Data records:
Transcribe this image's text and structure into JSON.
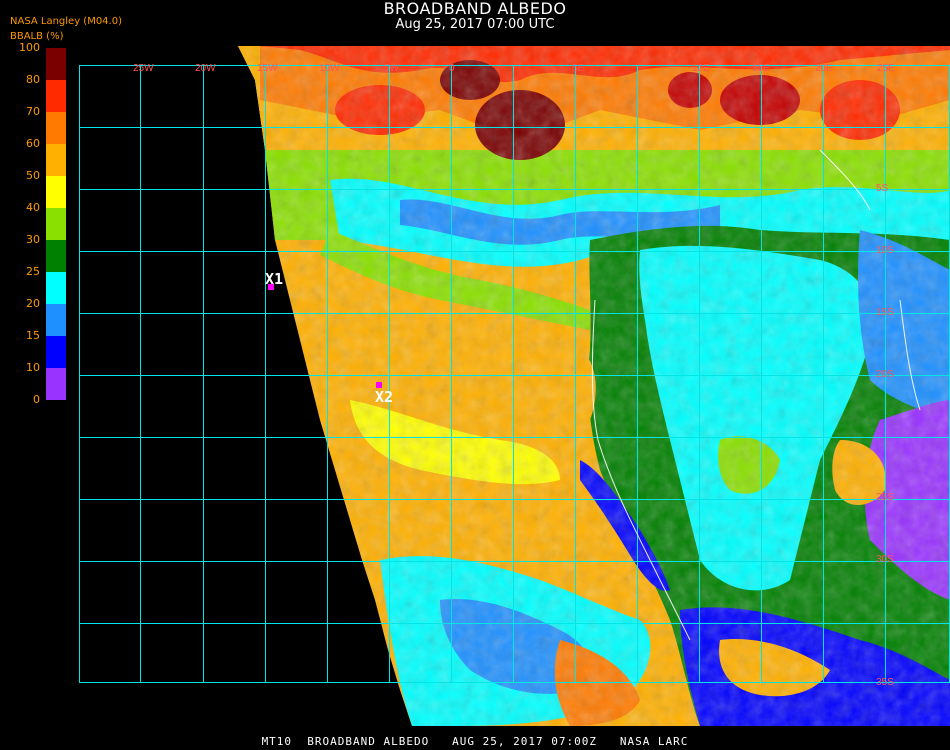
{
  "header": {
    "title": "BROADBAND ALBEDO",
    "subtitle": "Aug 25, 2017 07:00 UTC",
    "agency": "NASA Langley (M04.0)"
  },
  "colorbar": {
    "label": "BBALB (%)",
    "ticks": [
      "100",
      "80",
      "70",
      "60",
      "50",
      "40",
      "30",
      "25",
      "20",
      "15",
      "10",
      "0"
    ],
    "colors": [
      "#7a0000",
      "#c40000",
      "#ff2a00",
      "#ff7a00",
      "#ffb000",
      "#ffff00",
      "#8ae000",
      "#008000",
      "#00ffff",
      "#1e90ff",
      "#0000ff",
      "#9933ff"
    ]
  },
  "map": {
    "grid_color": "#00e5e5",
    "lat_labels": [
      "25W",
      "20W",
      "15W",
      "10W",
      "5W",
      "0",
      "5E",
      "10E",
      "15E",
      "20E",
      "25E"
    ],
    "lon_labels": [
      "5S",
      "10S",
      "15S",
      "20S",
      "25S",
      "30S",
      "35S"
    ],
    "markers": [
      {
        "label": "X1",
        "color": "#ff00ff"
      },
      {
        "label": "X2",
        "color": "#ff00ff"
      }
    ]
  },
  "footer": {
    "text": "MT10  BROADBAND ALBEDO   AUG 25, 2017 07:00Z   NASA LARC"
  }
}
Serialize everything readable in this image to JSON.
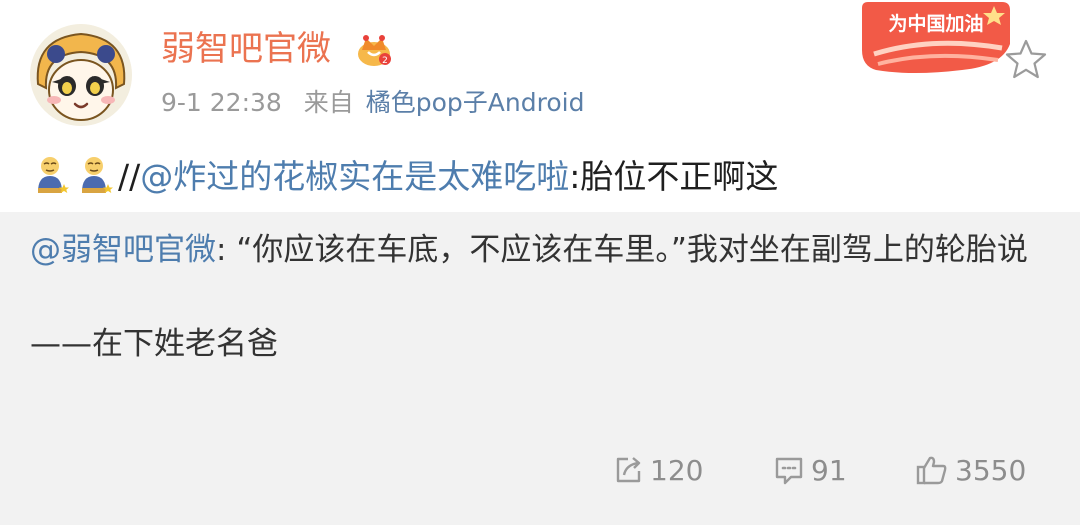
{
  "post": {
    "author": "弱智吧官微",
    "crown_icon": "crown-icon",
    "time": "9-1 22:38",
    "source_prefix": "来自",
    "source": "橘色pop子Android",
    "badge_text": "为中国加油",
    "badge_icon": "china-cheer-badge",
    "star_icon": "star-outline-icon",
    "repost": {
      "emojis": [
        "bowing-figure-emoji",
        "bowing-figure-emoji"
      ],
      "separator": "//",
      "mention": "@炸过的花椒实在是太难吃啦",
      "colon": ":",
      "text": "胎位不正啊这"
    }
  },
  "quoted": {
    "mention": "@弱智吧官微",
    "colon": ": ",
    "text": "“你应该在车底，不应该在车里。”我对坐在副驾上的轮胎说",
    "signature": "——在下姓老名爸"
  },
  "actions": {
    "repost_count": "120",
    "comment_count": "91",
    "like_count": "3550",
    "repost_icon": "share-icon",
    "comment_icon": "comment-icon",
    "like_icon": "thumbs-up-icon"
  },
  "colors": {
    "author": "#eb7350",
    "link": "#4e7dae",
    "quote_bg": "#f2f2f2",
    "muted": "#8d8d8d"
  }
}
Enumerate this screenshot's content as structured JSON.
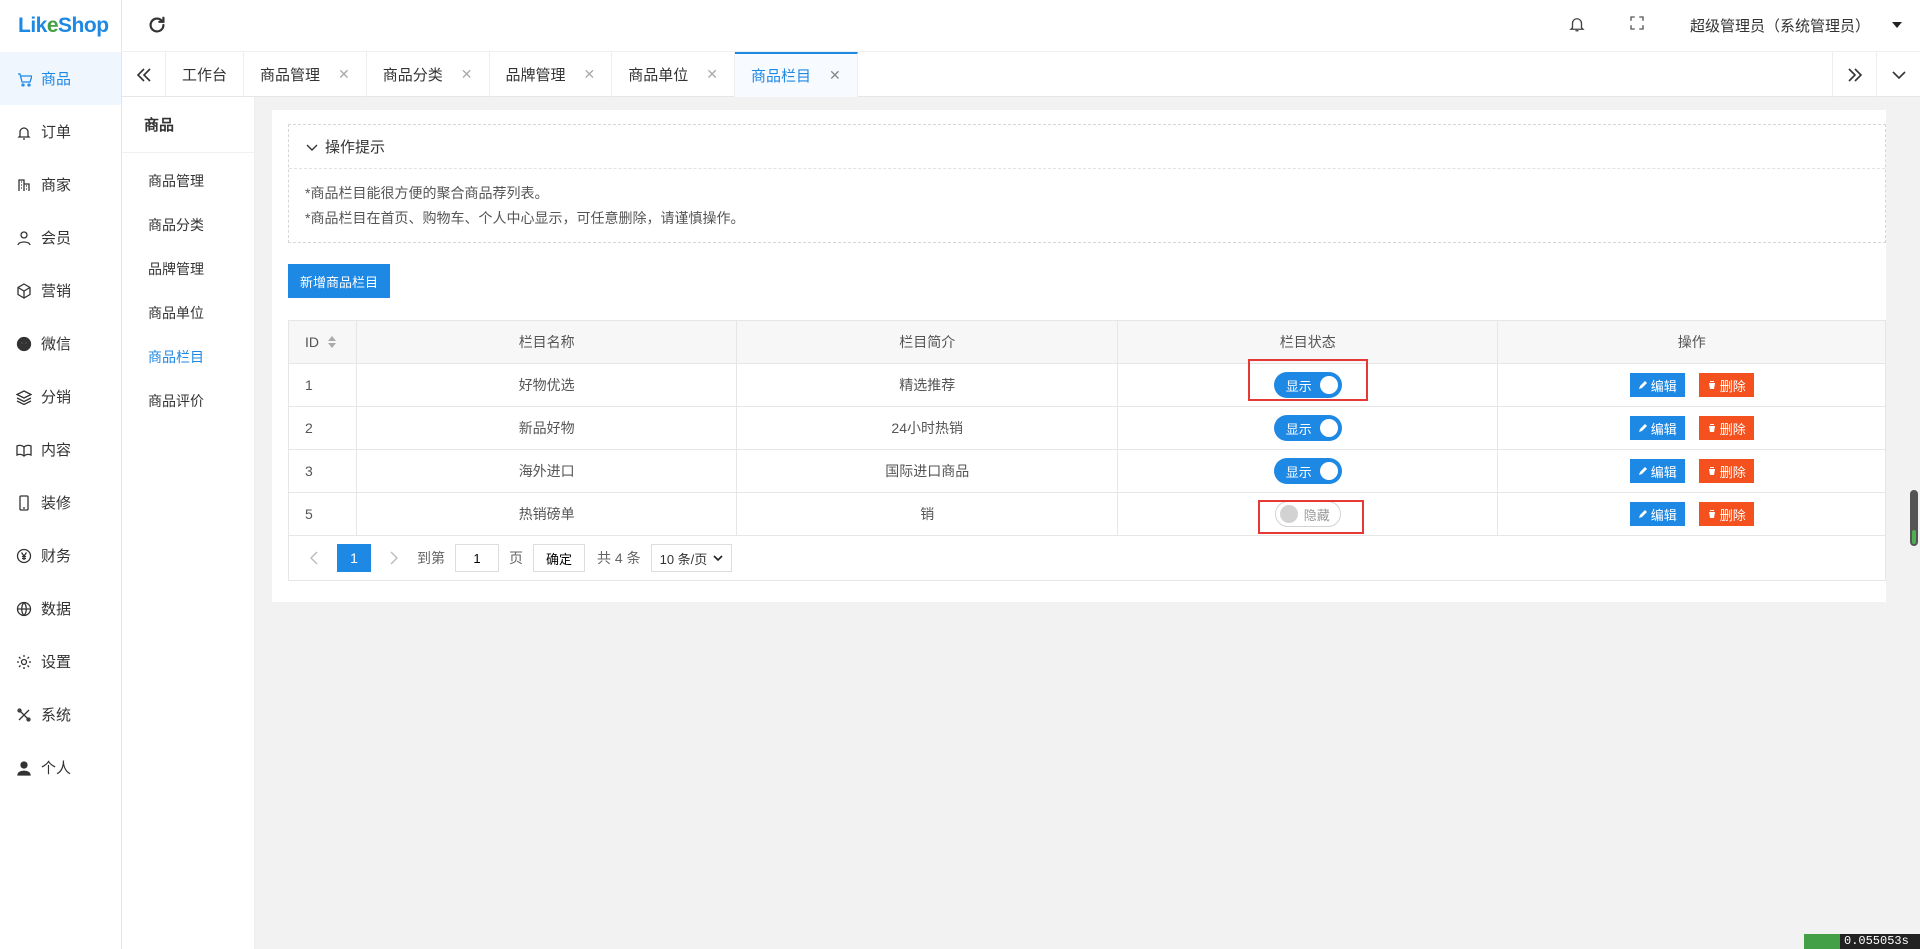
{
  "logo": {
    "text_a": "Lik",
    "text_b": "e",
    "text_c": "Shop"
  },
  "sidebar": {
    "items": [
      {
        "label": "商品",
        "icon": "cart-icon"
      },
      {
        "label": "订单",
        "icon": "bell-icon"
      },
      {
        "label": "商家",
        "icon": "building-icon"
      },
      {
        "label": "会员",
        "icon": "user-icon"
      },
      {
        "label": "营销",
        "icon": "cube-icon"
      },
      {
        "label": "微信",
        "icon": "wechat-icon"
      },
      {
        "label": "分销",
        "icon": "layers-icon"
      },
      {
        "label": "内容",
        "icon": "book-icon"
      },
      {
        "label": "装修",
        "icon": "phone-icon"
      },
      {
        "label": "财务",
        "icon": "yen-icon"
      },
      {
        "label": "数据",
        "icon": "globe-icon"
      },
      {
        "label": "设置",
        "icon": "gear-icon"
      },
      {
        "label": "系统",
        "icon": "tools-icon"
      },
      {
        "label": "个人",
        "icon": "person-icon"
      }
    ]
  },
  "header": {
    "user": "超级管理员（系统管理员）"
  },
  "tabs": [
    {
      "label": "工作台"
    },
    {
      "label": "商品管理"
    },
    {
      "label": "商品分类"
    },
    {
      "label": "品牌管理"
    },
    {
      "label": "商品单位"
    },
    {
      "label": "商品栏目"
    }
  ],
  "subside": {
    "title": "商品",
    "items": [
      "商品管理",
      "商品分类",
      "品牌管理",
      "商品单位",
      "商品栏目",
      "商品评价"
    ]
  },
  "tips": {
    "title": "操作提示",
    "line1": "*商品栏目能很方便的聚合商品荐列表。",
    "line2": "*商品栏目在首页、购物车、个人中心显示，可任意删除，请谨慎操作。"
  },
  "add_button": "新增商品栏目",
  "table": {
    "headers": {
      "id": "ID",
      "name": "栏目名称",
      "desc": "栏目简介",
      "status": "栏目状态",
      "op": "操作"
    },
    "rows": [
      {
        "id": "1",
        "name": "好物优选",
        "desc": "精选推荐",
        "status": "显示",
        "on": true
      },
      {
        "id": "2",
        "name": "新品好物",
        "desc": "24小时热销",
        "status": "显示",
        "on": true
      },
      {
        "id": "3",
        "name": "海外进口",
        "desc": "国际进口商品",
        "status": "显示",
        "on": true
      },
      {
        "id": "5",
        "name": "热销磅单",
        "desc": "销",
        "status": "隐藏",
        "on": false
      }
    ],
    "edit_label": "编辑",
    "delete_label": "删除"
  },
  "pager": {
    "current": "1",
    "goto_label": "到第",
    "goto_value": "1",
    "page_label": "页",
    "ok_label": "确定",
    "total": "共 4 条",
    "size": "10 条/页"
  },
  "corner_text": "0.055053s",
  "colors": {
    "primary": "#1e88e5",
    "danger": "#f4511e",
    "highlight": "#e53935"
  }
}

• WORK INSTRUCTIONS:
Reproduce the records above exactly, leaving out every picture they contain.

• ANSWER TO THIS PROBLEM:
Transcribe this image's text and structure into JSON.
{
  "header": {
    "title": "BROADBAND ALBEDO",
    "subtitle": "Aug 25, 2017 07:00 UTC",
    "agency": "NASA Langley (M04.0)"
  },
  "colorbar": {
    "label": "BBALB (%)",
    "ticks": [
      "100",
      "80",
      "70",
      "60",
      "50",
      "40",
      "30",
      "25",
      "20",
      "15",
      "10",
      "0"
    ],
    "colors": [
      "#7a0000",
      "#c40000",
      "#ff2a00",
      "#ff7a00",
      "#ffb000",
      "#ffff00",
      "#8ae000",
      "#008000",
      "#00ffff",
      "#1e90ff",
      "#0000ff",
      "#9933ff"
    ]
  },
  "map": {
    "grid_color": "#00e5e5",
    "lat_labels": [
      "25W",
      "20W",
      "15W",
      "10W",
      "5W",
      "0",
      "5E",
      "10E",
      "15E",
      "20E",
      "25E"
    ],
    "lon_labels": [
      "5S",
      "10S",
      "15S",
      "20S",
      "25S",
      "30S",
      "35S"
    ],
    "markers": [
      {
        "label": "X1",
        "color": "#ff00ff"
      },
      {
        "label": "X2",
        "color": "#ff00ff"
      }
    ]
  },
  "footer": {
    "text": "MT10  BROADBAND ALBEDO   AUG 25, 2017 07:00Z   NASA LARC"
  }
}
Serialize everything readable in this image to JSON.
{
  "post": {
    "author": "弱智吧官微",
    "crown_icon": "crown-icon",
    "time": "9-1 22:38",
    "source_prefix": "来自",
    "source": "橘色pop子Android",
    "badge_text": "为中国加油",
    "badge_icon": "china-cheer-badge",
    "star_icon": "star-outline-icon",
    "repost": {
      "emojis": [
        "bowing-figure-emoji",
        "bowing-figure-emoji"
      ],
      "separator": "//",
      "mention": "@炸过的花椒实在是太难吃啦",
      "colon": ":",
      "text": "胎位不正啊这"
    }
  },
  "quoted": {
    "mention": "@弱智吧官微",
    "colon": ": ",
    "text": "“你应该在车底，不应该在车里。”我对坐在副驾上的轮胎说",
    "signature": "——在下姓老名爸"
  },
  "actions": {
    "repost_count": "120",
    "comment_count": "91",
    "like_count": "3550",
    "repost_icon": "share-icon",
    "comment_icon": "comment-icon",
    "like_icon": "thumbs-up-icon"
  },
  "colors": {
    "author": "#eb7350",
    "link": "#4e7dae",
    "quote_bg": "#f2f2f2",
    "muted": "#8d8d8d"
  }
}
Enumerate this screenshot's content as structured JSON.
{
  "logo": {
    "text_a": "Lik",
    "text_b": "e",
    "text_c": "Shop"
  },
  "sidebar": {
    "items": [
      {
        "label": "商品",
        "icon": "cart-icon"
      },
      {
        "label": "订单",
        "icon": "bell-icon"
      },
      {
        "label": "商家",
        "icon": "building-icon"
      },
      {
        "label": "会员",
        "icon": "user-icon"
      },
      {
        "label": "营销",
        "icon": "cube-icon"
      },
      {
        "label": "微信",
        "icon": "wechat-icon"
      },
      {
        "label": "分销",
        "icon": "layers-icon"
      },
      {
        "label": "内容",
        "icon": "book-icon"
      },
      {
        "label": "装修",
        "icon": "phone-icon"
      },
      {
        "label": "财务",
        "icon": "yen-icon"
      },
      {
        "label": "数据",
        "icon": "globe-icon"
      },
      {
        "label": "设置",
        "icon": "gear-icon"
      },
      {
        "label": "系统",
        "icon": "tools-icon"
      },
      {
        "label": "个人",
        "icon": "person-icon"
      }
    ]
  },
  "header": {
    "user": "超级管理员（系统管理员）"
  },
  "tabs": [
    {
      "label": "工作台"
    },
    {
      "label": "商品管理"
    },
    {
      "label": "商品分类"
    },
    {
      "label": "品牌管理"
    },
    {
      "label": "商品单位"
    },
    {
      "label": "商品栏目"
    }
  ],
  "subside": {
    "title": "商品",
    "items": [
      "商品管理",
      "商品分类",
      "品牌管理",
      "商品单位",
      "商品栏目",
      "商品评价"
    ]
  },
  "tips": {
    "title": "操作提示",
    "line1": "*商品栏目能很方便的聚合商品荐列表。",
    "line2": "*商品栏目在首页、购物车、个人中心显示，可任意删除，请谨慎操作。"
  },
  "add_button": "新增商品栏目",
  "table": {
    "headers": {
      "id": "ID",
      "name": "栏目名称",
      "desc": "栏目简介",
      "status": "栏目状态",
      "op": "操作"
    },
    "rows": [
      {
        "id": "1",
        "name": "好物优选",
        "desc": "精选推荐",
        "status": "显示",
        "on": true
      },
      {
        "id": "2",
        "name": "新品好物",
        "desc": "24小时热销",
        "status": "显示",
        "on": true
      },
      {
        "id": "3",
        "name": "海外进口",
        "desc": "国际进口商品",
        "status": "显示",
        "on": true
      },
      {
        "id": "5",
        "name": "热销磅单",
        "desc": "销",
        "status": "隐藏",
        "on": false
      }
    ],
    "edit_label": "编辑",
    "delete_label": "删除"
  },
  "pager": {
    "current": "1",
    "goto_label": "到第",
    "goto_value": "1",
    "page_label": "页",
    "ok_label": "确定",
    "total": "共 4 条",
    "size": "10 条/页"
  },
  "corner_text": "0.055053s",
  "colors": {
    "primary": "#1e88e5",
    "danger": "#f4511e",
    "highlight": "#e53935"
  }
}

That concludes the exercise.